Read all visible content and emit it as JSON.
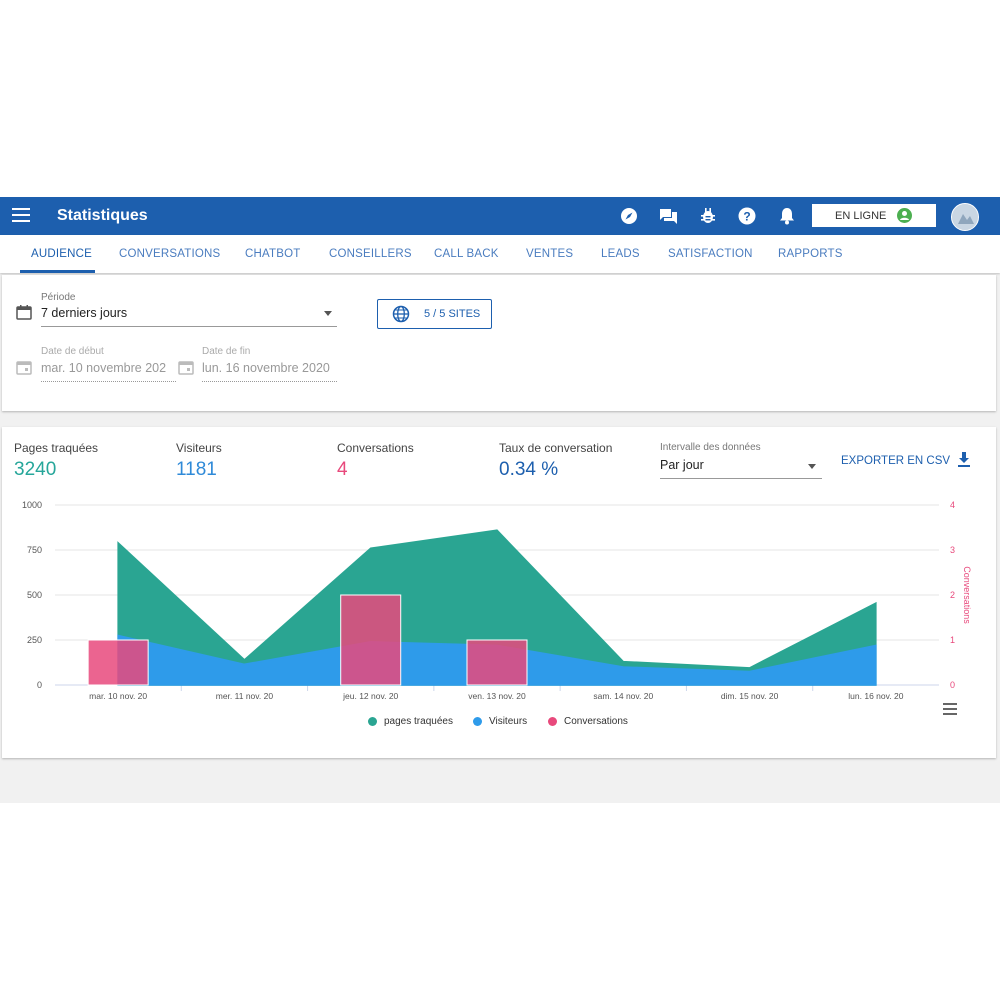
{
  "header": {
    "title": "Statistiques",
    "status_label": "EN LIGNE",
    "icons": [
      "compass-icon",
      "chat-icon",
      "bug-icon",
      "help-icon",
      "bell-icon"
    ]
  },
  "tabs": [
    {
      "label": "AUDIENCE",
      "active": true
    },
    {
      "label": "CONVERSATIONS"
    },
    {
      "label": "CHATBOT"
    },
    {
      "label": "CONSEILLERS"
    },
    {
      "label": "CALL BACK"
    },
    {
      "label": "VENTES"
    },
    {
      "label": "LEADS"
    },
    {
      "label": "SATISFACTION"
    },
    {
      "label": "RAPPORTS"
    }
  ],
  "filters": {
    "period_label": "Période",
    "period_value": "7 derniers jours",
    "sites_button": "5 / 5 SITES",
    "start_label": "Date de début",
    "start_value": "mar. 10 novembre 202",
    "end_label": "Date de fin",
    "end_value": "lun. 16 novembre 2020"
  },
  "kpis": [
    {
      "label": "Pages traquées",
      "value": "3240",
      "color": "#26a69a"
    },
    {
      "label": "Visiteurs",
      "value": "1181",
      "color": "#2f8ad8"
    },
    {
      "label": "Conversations",
      "value": "4",
      "color": "#e8497c"
    },
    {
      "label": "Taux de conversation",
      "value": "0.34 %",
      "color": "#1d5fae"
    }
  ],
  "interval": {
    "label": "Intervalle des données",
    "value": "Par jour"
  },
  "export_label": "EXPORTER EN CSV",
  "colors": {
    "primary": "#1d5fae",
    "pages": "#2aa592",
    "visitors": "#2e9bea",
    "conversations": "#e8497c"
  },
  "chart_data": {
    "type": "area",
    "categories": [
      "mar. 10 nov. 20",
      "mer. 11 nov. 20",
      "jeu. 12 nov. 20",
      "ven. 13 nov. 20",
      "sam. 14 nov. 20",
      "dim. 15 nov. 20",
      "lun. 16 nov. 20"
    ],
    "series": [
      {
        "name": "pages traquées",
        "type": "area",
        "axis": "left",
        "color": "#2aa592",
        "values": [
          790,
          140,
          760,
          860,
          130,
          95,
          455
        ]
      },
      {
        "name": "Visiteurs",
        "type": "area",
        "axis": "left",
        "color": "#2e9bea",
        "values": [
          275,
          115,
          240,
          220,
          100,
          75,
          220
        ]
      },
      {
        "name": "Conversations",
        "type": "bar",
        "axis": "right",
        "color": "#e8497c",
        "values": [
          1,
          0,
          2,
          1,
          0,
          0,
          0
        ]
      }
    ],
    "yticks_left": [
      "0",
      "250",
      "500",
      "750",
      "1000"
    ],
    "yticks_right": [
      "0",
      "1",
      "2",
      "3",
      "4"
    ],
    "ylim": [
      0,
      1000
    ],
    "ylim_right": [
      0,
      4
    ],
    "ylabel_right": "Conversations",
    "grid": true,
    "legend": "bottom"
  }
}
--------------------------------
_WHAT YOU WILL DO_
For each line above that contains the word "novembre", copy that line.

_RESPONSE TO THIS TASK_
    "start_value": "mar. 10 novembre 202",
    "end_value": "lun. 16 novembre 2020"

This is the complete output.